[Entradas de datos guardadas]
──────────────────────────────

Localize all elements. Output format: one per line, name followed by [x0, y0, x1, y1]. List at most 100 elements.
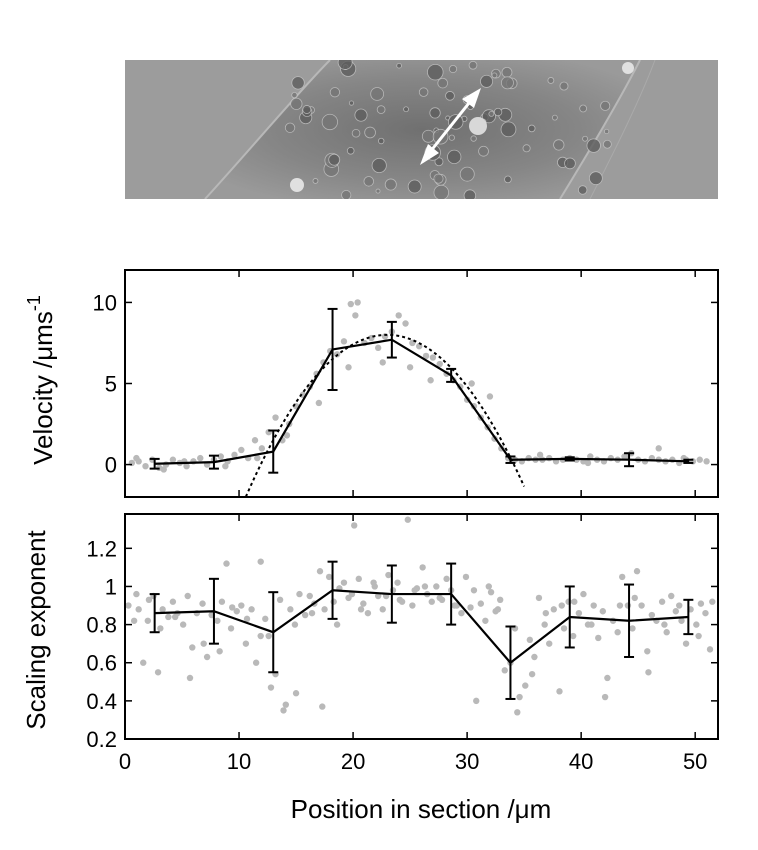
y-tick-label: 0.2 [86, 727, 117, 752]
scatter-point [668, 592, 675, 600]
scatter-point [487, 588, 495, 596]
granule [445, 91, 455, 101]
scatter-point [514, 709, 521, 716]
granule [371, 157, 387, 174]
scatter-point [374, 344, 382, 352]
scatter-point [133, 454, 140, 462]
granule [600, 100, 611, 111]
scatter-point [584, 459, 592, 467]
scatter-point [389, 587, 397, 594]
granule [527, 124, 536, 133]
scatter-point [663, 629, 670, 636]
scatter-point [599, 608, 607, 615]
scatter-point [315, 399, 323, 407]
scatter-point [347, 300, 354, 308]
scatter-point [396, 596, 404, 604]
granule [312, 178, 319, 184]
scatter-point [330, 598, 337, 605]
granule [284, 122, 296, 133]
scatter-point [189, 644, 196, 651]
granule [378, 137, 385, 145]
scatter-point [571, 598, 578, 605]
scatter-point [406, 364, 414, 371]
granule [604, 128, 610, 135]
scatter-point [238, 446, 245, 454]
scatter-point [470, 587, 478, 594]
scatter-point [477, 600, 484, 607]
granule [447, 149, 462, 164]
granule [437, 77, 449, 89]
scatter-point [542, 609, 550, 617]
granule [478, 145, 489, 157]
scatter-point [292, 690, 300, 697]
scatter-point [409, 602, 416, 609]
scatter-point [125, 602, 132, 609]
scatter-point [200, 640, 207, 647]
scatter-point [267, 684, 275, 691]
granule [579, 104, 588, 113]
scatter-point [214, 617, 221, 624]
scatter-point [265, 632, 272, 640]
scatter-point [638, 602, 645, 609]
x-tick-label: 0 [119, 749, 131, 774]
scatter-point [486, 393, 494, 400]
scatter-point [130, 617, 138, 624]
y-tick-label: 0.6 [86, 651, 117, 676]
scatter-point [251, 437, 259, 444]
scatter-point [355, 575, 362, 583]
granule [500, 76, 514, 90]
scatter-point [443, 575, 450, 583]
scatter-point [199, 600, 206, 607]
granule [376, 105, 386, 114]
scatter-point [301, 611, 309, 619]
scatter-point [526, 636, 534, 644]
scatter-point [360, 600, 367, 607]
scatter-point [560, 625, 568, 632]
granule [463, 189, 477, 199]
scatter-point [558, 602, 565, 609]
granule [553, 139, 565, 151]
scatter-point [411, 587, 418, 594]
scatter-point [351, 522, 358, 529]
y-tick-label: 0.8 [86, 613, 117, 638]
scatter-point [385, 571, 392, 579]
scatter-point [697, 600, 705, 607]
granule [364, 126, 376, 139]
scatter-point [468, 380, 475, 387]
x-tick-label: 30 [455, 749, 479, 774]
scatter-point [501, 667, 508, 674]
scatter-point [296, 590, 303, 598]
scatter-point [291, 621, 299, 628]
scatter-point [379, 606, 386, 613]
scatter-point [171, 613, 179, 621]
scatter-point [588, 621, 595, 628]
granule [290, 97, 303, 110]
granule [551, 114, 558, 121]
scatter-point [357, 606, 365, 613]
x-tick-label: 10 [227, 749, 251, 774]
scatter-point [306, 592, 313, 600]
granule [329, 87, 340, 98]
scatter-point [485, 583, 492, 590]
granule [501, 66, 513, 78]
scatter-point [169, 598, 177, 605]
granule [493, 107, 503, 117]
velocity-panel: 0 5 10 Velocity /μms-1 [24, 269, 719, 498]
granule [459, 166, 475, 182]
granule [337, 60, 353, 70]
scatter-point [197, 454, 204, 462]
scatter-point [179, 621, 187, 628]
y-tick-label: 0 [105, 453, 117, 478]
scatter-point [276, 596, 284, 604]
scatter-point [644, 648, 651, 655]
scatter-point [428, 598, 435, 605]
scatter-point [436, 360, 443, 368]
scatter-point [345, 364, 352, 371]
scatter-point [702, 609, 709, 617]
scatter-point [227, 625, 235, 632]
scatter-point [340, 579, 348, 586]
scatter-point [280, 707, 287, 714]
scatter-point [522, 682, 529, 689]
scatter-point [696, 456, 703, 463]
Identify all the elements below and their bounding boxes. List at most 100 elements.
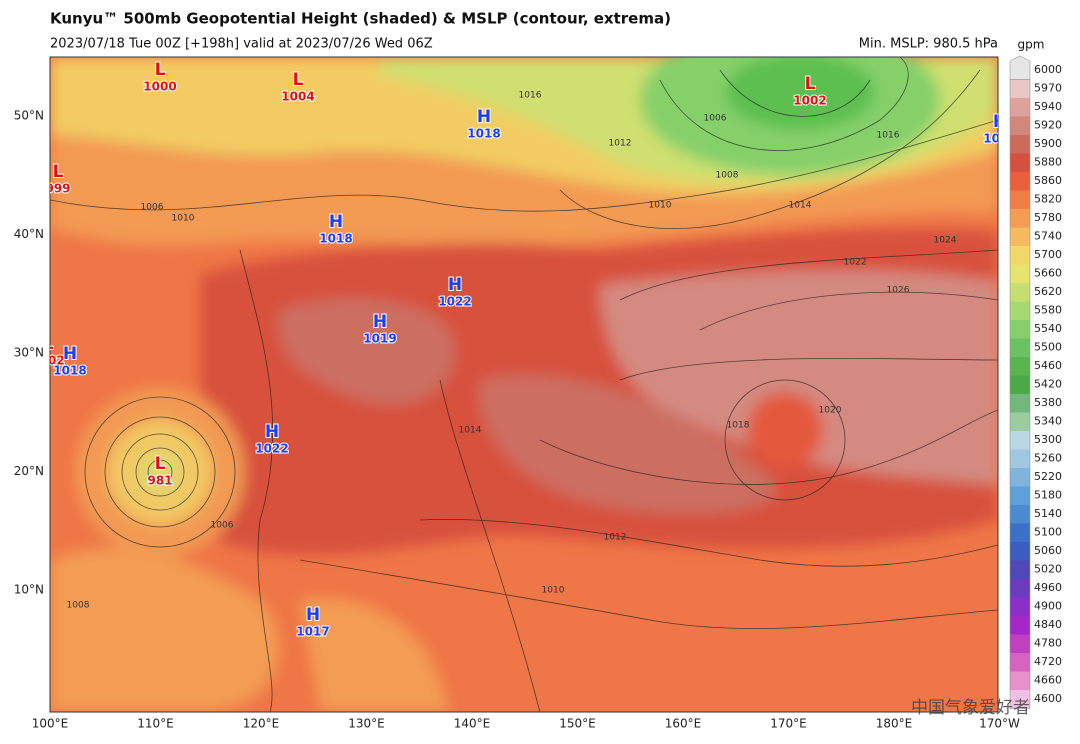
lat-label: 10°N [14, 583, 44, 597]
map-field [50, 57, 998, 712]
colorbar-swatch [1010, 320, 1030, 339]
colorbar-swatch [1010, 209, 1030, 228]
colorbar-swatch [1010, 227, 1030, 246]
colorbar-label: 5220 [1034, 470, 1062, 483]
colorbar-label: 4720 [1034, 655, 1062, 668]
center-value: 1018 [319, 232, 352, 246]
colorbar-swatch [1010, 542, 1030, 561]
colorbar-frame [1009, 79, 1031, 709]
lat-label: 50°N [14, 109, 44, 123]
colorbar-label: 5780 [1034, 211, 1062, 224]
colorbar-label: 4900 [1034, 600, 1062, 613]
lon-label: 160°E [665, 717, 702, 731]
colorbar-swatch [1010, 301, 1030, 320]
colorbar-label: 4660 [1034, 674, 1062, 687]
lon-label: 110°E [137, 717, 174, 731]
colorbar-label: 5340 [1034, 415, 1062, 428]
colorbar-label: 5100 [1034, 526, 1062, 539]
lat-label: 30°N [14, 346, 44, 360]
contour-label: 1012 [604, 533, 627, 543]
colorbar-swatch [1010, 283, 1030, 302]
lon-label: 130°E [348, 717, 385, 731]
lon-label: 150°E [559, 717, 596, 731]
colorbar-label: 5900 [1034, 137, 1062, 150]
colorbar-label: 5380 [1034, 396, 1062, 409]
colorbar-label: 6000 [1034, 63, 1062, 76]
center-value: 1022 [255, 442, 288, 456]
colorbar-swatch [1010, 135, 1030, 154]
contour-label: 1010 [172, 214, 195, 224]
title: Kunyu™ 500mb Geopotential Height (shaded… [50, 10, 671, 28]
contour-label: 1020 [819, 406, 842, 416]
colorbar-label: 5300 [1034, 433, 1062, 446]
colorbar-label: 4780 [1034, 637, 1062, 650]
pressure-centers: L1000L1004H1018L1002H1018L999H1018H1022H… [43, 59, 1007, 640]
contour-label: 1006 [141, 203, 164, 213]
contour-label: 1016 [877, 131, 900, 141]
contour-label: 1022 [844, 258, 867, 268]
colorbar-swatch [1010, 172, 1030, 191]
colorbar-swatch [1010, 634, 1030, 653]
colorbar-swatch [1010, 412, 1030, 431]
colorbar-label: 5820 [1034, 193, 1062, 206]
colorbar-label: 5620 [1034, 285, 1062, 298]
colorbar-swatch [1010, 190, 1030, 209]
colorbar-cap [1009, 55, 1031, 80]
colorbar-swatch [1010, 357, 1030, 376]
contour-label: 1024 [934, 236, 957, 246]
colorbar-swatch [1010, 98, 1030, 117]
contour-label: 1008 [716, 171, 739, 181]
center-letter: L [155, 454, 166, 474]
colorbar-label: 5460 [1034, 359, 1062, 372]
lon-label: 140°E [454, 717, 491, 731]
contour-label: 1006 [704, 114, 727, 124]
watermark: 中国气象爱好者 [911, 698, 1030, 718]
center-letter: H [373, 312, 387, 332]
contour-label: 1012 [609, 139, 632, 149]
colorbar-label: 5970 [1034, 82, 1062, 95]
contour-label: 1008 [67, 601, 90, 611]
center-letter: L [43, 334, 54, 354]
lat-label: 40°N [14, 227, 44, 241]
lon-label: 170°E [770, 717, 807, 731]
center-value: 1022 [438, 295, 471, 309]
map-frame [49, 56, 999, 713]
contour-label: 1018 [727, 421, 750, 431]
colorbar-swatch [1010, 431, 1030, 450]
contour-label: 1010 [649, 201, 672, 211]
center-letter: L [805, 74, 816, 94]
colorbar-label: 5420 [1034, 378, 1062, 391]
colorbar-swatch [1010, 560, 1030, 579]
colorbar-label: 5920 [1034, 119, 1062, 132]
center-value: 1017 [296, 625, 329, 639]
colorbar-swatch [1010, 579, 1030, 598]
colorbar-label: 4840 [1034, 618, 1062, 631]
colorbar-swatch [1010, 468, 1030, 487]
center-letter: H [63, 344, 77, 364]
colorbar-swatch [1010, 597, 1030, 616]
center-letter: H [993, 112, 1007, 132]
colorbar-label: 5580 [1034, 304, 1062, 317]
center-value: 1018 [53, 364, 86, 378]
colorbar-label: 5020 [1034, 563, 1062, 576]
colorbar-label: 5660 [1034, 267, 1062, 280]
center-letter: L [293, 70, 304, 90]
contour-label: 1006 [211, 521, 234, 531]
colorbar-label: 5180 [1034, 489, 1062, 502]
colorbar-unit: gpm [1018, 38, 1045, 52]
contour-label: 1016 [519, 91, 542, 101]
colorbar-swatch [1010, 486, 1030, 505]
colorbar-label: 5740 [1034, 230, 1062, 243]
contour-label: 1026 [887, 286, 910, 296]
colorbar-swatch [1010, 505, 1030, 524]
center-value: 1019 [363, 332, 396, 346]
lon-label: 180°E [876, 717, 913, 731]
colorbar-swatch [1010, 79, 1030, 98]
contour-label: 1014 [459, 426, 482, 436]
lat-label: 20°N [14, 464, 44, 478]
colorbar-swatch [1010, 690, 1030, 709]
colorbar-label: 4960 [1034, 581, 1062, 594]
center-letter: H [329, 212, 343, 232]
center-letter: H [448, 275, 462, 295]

──────────────────────────────

§ **ENUNCIADO**
Organiza en una lista numerada todas las líneas de los registros, desde la que contiene "y-tick-label: 0.2 [86, 727, 117, 752]" hasta la que contiene "granule [527, 124, 536, 133]", ambas incluidas. Omite las líneas en blanco.

§ **RESPUESTA CORRECTA**
1. y-tick-label: 0.2 [86, 727, 117, 752]
2. scatter-point [668, 592, 675, 600]
3. scatter-point [487, 588, 495, 596]
4. granule [445, 91, 455, 101]
5. scatter-point [514, 709, 521, 716]
6. granule [371, 157, 387, 174]
7. scatter-point [374, 344, 382, 352]
8. scatter-point [133, 454, 140, 462]
9. granule [600, 100, 611, 111]
10. scatter-point [584, 459, 592, 467]
11. scatter-point [389, 587, 397, 594]
12. granule [527, 124, 536, 133]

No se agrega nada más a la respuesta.